** ENTRIES SUPPLIED **
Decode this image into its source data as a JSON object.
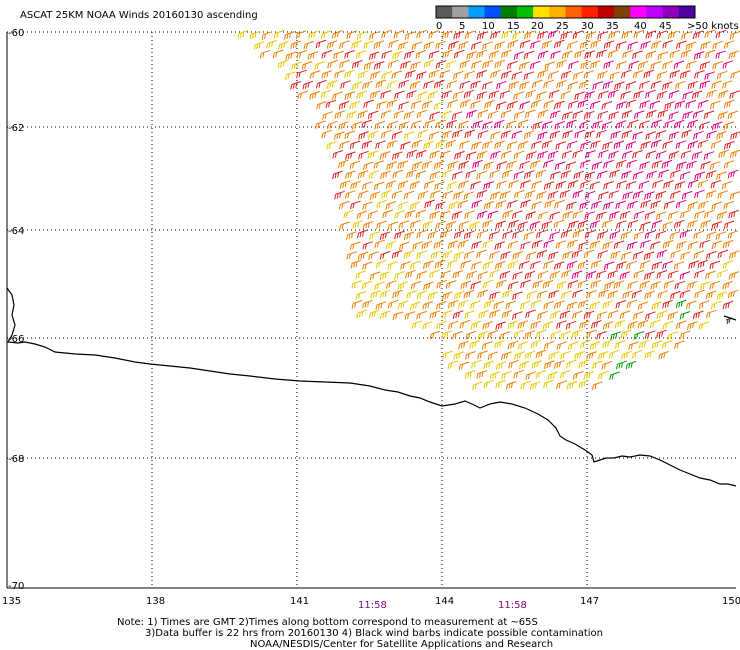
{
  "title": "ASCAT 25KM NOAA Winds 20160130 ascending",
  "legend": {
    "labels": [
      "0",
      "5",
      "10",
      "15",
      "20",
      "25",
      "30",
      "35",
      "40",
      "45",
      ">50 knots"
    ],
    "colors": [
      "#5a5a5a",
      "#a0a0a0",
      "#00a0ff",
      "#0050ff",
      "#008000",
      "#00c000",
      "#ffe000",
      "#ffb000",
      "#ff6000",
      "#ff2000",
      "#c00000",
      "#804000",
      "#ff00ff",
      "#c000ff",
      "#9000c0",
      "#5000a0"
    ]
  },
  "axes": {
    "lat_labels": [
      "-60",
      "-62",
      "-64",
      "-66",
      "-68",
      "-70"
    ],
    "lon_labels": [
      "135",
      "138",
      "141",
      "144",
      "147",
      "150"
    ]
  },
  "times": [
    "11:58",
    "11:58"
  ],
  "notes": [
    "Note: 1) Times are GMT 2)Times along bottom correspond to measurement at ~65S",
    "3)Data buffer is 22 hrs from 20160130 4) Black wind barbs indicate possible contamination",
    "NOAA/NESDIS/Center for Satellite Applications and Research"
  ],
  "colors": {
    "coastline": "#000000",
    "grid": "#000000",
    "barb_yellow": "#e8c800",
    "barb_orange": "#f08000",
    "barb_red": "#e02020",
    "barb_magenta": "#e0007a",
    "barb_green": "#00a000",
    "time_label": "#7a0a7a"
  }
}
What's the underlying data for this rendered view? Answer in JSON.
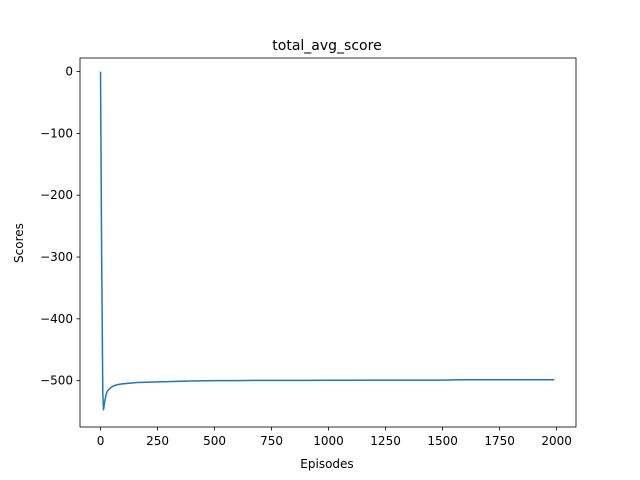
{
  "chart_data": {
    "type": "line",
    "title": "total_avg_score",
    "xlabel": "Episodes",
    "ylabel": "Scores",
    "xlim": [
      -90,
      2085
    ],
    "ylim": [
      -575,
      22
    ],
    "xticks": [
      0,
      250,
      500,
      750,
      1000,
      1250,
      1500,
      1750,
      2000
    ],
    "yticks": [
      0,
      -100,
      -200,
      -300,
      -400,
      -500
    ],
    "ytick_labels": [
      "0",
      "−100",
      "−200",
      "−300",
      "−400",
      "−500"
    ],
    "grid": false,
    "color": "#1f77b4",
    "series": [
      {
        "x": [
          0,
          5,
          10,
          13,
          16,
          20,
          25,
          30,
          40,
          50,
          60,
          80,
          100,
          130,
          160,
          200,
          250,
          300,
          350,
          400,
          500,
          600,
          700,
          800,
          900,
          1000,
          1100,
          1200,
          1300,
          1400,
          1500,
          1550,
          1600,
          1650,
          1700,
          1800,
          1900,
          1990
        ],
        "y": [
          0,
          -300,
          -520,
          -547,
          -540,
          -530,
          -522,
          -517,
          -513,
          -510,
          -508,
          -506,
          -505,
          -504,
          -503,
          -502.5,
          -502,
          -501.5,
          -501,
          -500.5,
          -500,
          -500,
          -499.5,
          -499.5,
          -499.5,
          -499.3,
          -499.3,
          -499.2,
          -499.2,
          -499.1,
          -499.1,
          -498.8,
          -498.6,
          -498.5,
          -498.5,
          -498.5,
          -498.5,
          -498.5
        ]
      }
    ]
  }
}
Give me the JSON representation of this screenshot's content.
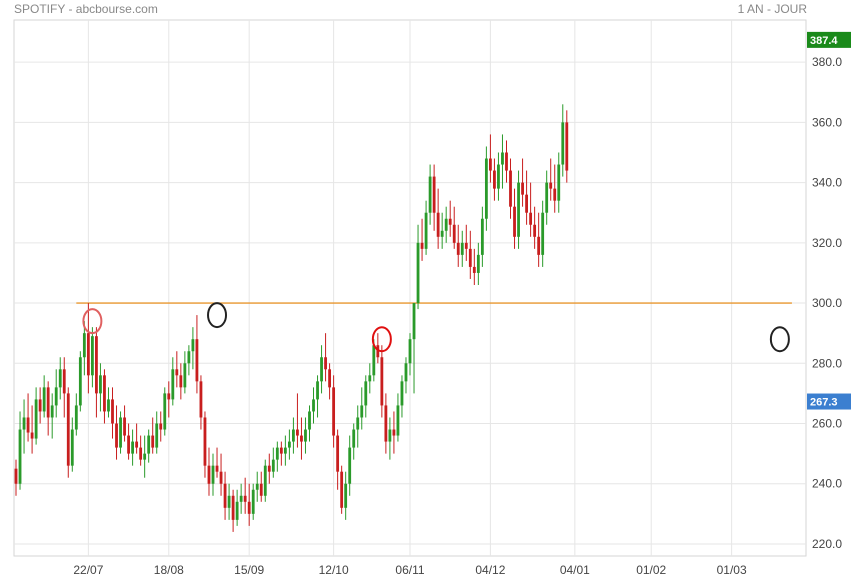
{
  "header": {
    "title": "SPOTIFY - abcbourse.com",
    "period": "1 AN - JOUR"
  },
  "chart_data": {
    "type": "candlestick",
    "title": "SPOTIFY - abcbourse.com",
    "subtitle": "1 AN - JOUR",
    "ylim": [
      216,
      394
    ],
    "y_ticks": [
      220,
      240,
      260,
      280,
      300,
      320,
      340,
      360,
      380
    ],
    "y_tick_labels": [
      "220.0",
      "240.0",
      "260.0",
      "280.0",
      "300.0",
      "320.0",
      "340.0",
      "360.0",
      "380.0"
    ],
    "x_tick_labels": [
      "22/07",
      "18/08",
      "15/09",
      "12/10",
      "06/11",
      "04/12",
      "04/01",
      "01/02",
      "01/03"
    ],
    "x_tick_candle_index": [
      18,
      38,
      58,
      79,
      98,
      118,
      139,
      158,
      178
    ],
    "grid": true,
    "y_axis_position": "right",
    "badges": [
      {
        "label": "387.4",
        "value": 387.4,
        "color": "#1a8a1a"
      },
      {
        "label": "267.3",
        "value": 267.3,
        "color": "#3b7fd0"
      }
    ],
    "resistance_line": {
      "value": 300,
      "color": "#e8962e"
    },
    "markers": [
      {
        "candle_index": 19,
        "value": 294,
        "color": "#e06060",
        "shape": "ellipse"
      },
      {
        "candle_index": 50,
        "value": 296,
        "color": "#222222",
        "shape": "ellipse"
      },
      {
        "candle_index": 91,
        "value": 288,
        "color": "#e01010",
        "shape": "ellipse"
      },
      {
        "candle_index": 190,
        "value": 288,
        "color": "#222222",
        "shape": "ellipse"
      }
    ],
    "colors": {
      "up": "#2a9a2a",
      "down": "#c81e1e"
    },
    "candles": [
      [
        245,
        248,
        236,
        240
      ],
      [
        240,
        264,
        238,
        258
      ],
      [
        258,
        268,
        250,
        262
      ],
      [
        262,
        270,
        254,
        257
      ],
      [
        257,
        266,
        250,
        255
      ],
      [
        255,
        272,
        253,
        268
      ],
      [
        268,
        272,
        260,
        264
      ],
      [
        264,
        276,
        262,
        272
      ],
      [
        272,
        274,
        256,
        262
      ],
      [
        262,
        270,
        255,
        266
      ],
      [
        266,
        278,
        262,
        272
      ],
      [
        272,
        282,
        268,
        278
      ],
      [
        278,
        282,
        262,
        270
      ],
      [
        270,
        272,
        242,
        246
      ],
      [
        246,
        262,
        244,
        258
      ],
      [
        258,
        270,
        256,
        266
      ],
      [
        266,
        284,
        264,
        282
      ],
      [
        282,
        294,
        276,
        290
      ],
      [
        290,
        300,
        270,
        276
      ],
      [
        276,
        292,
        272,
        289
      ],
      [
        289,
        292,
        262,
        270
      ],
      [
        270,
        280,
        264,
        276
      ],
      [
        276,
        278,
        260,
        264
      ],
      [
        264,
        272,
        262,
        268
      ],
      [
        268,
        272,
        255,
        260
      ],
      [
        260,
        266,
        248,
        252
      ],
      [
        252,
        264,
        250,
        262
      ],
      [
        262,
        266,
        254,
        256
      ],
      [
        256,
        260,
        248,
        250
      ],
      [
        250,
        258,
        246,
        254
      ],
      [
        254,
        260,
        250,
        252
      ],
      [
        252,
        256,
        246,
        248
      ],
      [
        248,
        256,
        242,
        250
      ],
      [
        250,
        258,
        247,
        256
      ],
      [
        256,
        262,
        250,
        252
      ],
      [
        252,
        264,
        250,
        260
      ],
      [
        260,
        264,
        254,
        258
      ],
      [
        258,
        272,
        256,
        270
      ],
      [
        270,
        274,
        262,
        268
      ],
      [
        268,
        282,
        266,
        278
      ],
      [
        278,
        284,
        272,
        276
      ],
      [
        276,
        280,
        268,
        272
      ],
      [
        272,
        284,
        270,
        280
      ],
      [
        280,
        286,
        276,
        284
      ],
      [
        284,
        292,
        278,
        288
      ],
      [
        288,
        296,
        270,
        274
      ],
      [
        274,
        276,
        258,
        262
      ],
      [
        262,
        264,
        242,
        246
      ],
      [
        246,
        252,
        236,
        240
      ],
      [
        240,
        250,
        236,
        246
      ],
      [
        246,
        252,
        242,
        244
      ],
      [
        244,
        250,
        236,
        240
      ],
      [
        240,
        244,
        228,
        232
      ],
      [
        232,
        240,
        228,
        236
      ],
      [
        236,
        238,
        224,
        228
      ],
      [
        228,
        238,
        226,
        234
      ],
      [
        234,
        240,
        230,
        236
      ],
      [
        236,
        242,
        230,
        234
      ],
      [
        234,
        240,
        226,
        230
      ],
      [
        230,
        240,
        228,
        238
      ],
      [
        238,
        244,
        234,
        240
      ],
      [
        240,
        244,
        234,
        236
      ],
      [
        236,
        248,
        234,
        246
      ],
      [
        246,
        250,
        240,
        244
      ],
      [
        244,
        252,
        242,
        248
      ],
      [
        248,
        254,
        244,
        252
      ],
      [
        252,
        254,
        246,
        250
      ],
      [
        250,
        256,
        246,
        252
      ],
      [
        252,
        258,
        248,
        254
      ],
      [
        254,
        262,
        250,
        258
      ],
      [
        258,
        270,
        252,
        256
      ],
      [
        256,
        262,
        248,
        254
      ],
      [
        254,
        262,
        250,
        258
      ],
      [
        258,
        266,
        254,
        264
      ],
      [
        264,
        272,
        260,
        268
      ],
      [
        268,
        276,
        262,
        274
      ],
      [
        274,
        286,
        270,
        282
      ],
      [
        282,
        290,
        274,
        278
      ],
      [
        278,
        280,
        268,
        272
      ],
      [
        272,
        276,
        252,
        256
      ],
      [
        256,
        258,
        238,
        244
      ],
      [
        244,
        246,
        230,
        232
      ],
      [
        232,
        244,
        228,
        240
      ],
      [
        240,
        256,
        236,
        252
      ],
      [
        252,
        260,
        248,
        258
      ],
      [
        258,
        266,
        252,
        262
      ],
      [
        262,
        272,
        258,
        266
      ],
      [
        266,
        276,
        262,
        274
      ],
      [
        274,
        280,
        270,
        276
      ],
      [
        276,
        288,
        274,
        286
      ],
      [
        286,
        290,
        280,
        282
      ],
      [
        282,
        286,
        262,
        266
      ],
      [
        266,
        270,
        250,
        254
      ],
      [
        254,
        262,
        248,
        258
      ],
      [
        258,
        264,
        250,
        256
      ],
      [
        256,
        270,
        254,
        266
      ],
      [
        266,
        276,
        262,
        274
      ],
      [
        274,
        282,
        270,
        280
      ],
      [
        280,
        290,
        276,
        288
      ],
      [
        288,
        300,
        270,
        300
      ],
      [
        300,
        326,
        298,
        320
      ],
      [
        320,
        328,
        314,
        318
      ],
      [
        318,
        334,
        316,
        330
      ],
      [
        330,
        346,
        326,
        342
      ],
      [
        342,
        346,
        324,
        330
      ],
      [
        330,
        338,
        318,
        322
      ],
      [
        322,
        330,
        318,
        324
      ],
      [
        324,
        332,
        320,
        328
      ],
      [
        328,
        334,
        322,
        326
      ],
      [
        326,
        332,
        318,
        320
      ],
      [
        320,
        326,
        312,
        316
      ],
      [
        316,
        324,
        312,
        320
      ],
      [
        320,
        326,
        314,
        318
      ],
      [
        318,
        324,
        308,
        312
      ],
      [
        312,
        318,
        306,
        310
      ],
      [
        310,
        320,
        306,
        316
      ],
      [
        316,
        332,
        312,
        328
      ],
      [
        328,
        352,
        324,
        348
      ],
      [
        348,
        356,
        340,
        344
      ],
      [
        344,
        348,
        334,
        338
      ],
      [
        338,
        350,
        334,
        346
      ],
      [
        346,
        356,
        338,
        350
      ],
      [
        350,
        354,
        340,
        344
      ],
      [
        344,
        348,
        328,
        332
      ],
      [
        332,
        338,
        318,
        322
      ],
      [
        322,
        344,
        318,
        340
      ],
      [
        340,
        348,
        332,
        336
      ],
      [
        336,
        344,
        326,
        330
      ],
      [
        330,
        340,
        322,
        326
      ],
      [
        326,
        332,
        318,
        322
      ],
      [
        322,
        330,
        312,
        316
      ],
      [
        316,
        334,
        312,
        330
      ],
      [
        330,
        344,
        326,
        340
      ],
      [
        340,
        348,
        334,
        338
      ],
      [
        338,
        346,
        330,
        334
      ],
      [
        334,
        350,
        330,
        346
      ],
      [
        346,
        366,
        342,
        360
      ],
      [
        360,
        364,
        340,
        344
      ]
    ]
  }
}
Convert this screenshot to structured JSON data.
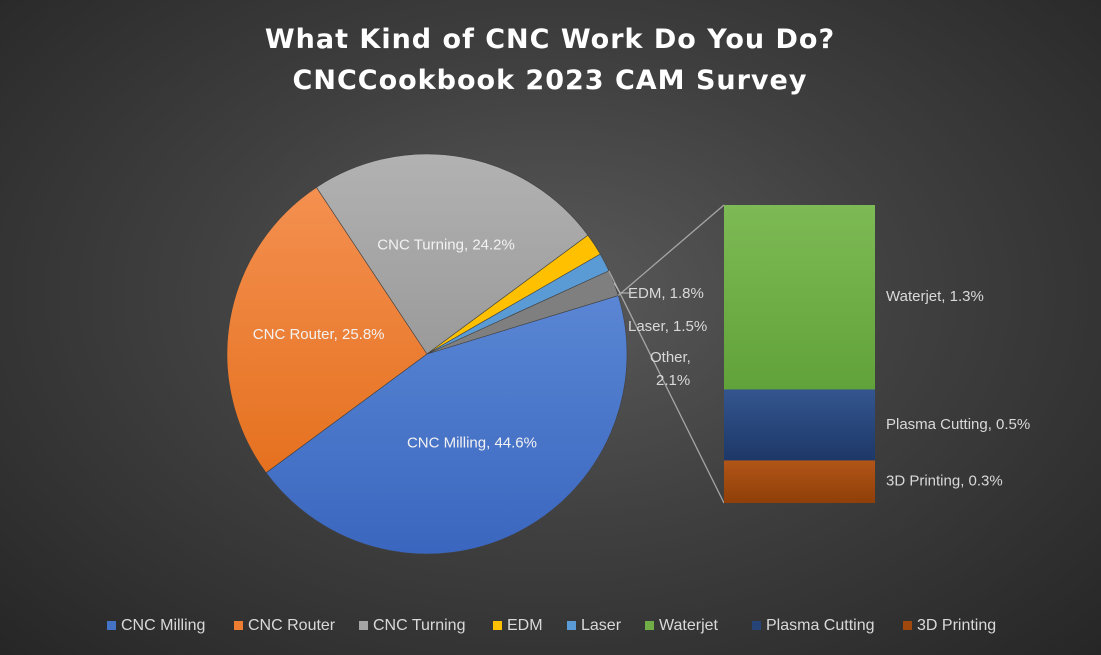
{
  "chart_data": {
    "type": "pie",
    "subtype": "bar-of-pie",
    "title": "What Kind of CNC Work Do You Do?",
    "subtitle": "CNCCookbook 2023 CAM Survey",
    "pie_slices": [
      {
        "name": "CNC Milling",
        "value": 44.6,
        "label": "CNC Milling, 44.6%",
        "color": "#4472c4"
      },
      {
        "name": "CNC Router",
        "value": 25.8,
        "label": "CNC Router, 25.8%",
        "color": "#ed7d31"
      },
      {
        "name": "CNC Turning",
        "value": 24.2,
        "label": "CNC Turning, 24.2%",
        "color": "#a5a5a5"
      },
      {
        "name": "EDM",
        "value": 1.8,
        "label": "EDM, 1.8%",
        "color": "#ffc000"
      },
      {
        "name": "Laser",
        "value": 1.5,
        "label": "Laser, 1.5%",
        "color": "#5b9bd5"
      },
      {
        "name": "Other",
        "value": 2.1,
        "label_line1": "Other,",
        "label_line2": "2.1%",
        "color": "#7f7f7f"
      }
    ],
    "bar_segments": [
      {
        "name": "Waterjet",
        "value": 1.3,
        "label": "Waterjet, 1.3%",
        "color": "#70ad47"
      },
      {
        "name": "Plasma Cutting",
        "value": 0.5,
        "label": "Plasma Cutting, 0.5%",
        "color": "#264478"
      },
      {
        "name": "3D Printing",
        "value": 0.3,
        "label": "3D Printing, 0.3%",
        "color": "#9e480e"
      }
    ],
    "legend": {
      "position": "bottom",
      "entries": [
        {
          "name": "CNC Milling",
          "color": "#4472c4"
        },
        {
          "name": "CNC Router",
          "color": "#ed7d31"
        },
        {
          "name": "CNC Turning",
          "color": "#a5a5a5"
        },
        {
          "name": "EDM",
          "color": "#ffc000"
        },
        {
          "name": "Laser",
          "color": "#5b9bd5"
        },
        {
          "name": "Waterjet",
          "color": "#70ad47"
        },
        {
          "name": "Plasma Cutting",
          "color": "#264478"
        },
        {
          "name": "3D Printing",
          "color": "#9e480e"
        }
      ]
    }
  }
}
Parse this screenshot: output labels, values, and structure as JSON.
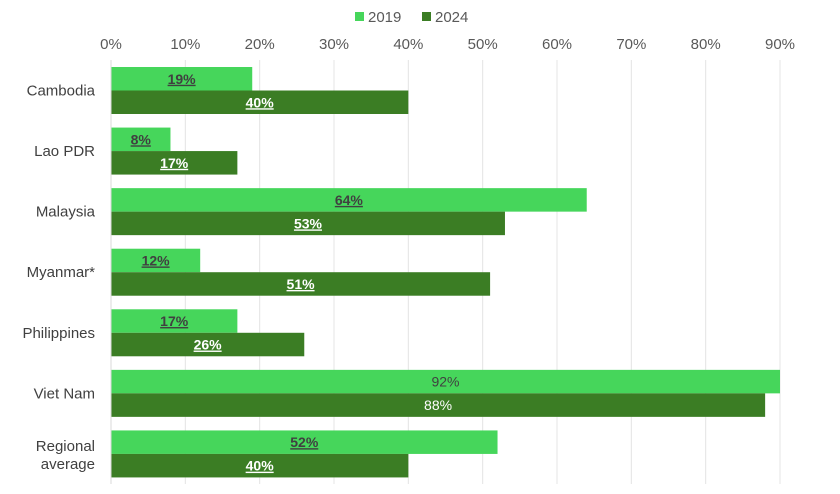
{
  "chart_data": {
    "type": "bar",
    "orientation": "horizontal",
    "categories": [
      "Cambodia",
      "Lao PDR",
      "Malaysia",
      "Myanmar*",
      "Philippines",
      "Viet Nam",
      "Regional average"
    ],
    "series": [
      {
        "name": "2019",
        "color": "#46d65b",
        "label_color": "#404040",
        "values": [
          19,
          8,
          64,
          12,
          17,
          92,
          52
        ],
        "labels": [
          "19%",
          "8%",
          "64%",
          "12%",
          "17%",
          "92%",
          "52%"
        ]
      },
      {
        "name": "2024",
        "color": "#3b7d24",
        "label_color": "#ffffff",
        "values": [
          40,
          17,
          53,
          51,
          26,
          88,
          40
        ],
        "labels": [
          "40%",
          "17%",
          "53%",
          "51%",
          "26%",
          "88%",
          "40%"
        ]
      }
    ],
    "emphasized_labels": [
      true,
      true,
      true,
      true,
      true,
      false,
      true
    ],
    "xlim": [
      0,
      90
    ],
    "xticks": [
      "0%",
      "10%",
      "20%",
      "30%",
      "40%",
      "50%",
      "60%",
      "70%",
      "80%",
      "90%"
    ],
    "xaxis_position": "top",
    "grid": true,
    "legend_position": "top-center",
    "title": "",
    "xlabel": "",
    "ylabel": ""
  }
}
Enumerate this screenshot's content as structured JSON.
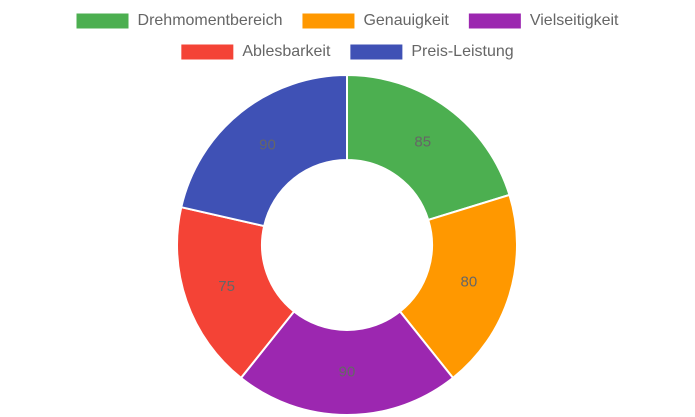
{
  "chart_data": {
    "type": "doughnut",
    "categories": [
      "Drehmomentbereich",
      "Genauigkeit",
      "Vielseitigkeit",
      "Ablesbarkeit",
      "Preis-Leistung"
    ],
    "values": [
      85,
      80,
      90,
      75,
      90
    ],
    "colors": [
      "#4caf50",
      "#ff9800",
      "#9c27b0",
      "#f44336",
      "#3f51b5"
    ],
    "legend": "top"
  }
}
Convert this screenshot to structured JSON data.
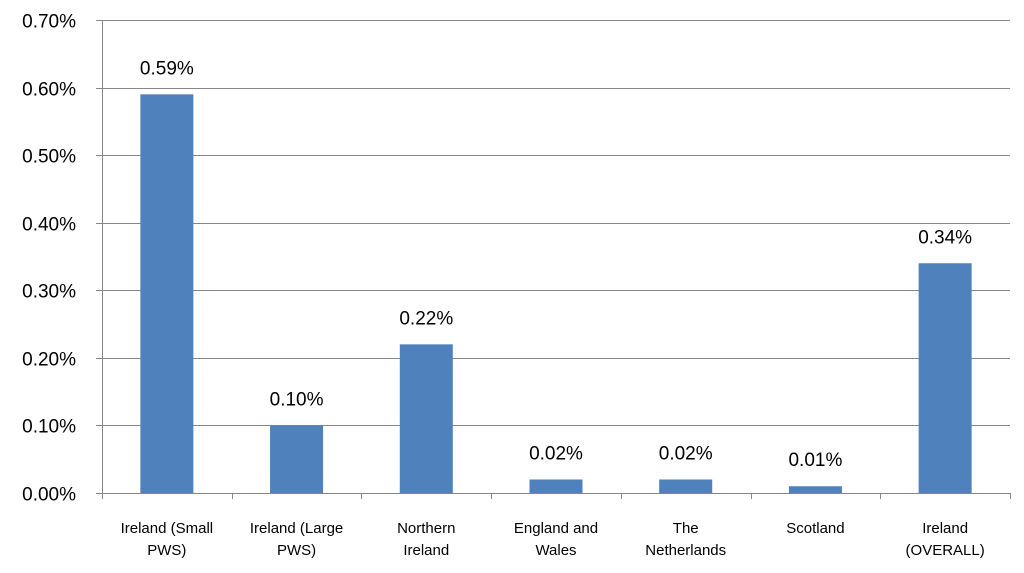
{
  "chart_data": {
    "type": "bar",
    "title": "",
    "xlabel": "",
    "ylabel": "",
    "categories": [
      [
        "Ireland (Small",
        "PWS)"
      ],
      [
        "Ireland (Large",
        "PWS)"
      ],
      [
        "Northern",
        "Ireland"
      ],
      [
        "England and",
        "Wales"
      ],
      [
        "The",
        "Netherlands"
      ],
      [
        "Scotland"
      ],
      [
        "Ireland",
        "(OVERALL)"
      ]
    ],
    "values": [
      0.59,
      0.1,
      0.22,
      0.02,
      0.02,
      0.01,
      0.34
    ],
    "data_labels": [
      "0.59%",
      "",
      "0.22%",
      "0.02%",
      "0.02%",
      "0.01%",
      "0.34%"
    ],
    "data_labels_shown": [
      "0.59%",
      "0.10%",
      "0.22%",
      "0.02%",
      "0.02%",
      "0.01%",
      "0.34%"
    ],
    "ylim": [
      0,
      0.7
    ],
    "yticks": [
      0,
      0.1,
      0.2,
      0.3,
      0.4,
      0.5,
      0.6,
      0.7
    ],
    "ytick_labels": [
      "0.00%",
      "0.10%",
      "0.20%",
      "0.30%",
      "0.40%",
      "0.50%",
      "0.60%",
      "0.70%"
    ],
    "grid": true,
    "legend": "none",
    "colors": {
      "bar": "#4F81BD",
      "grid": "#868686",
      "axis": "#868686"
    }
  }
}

** REQUIRED TASK **
Give the number of lines containing the word "Laser". No other answer is needed.

** FULL OUTPUT **
3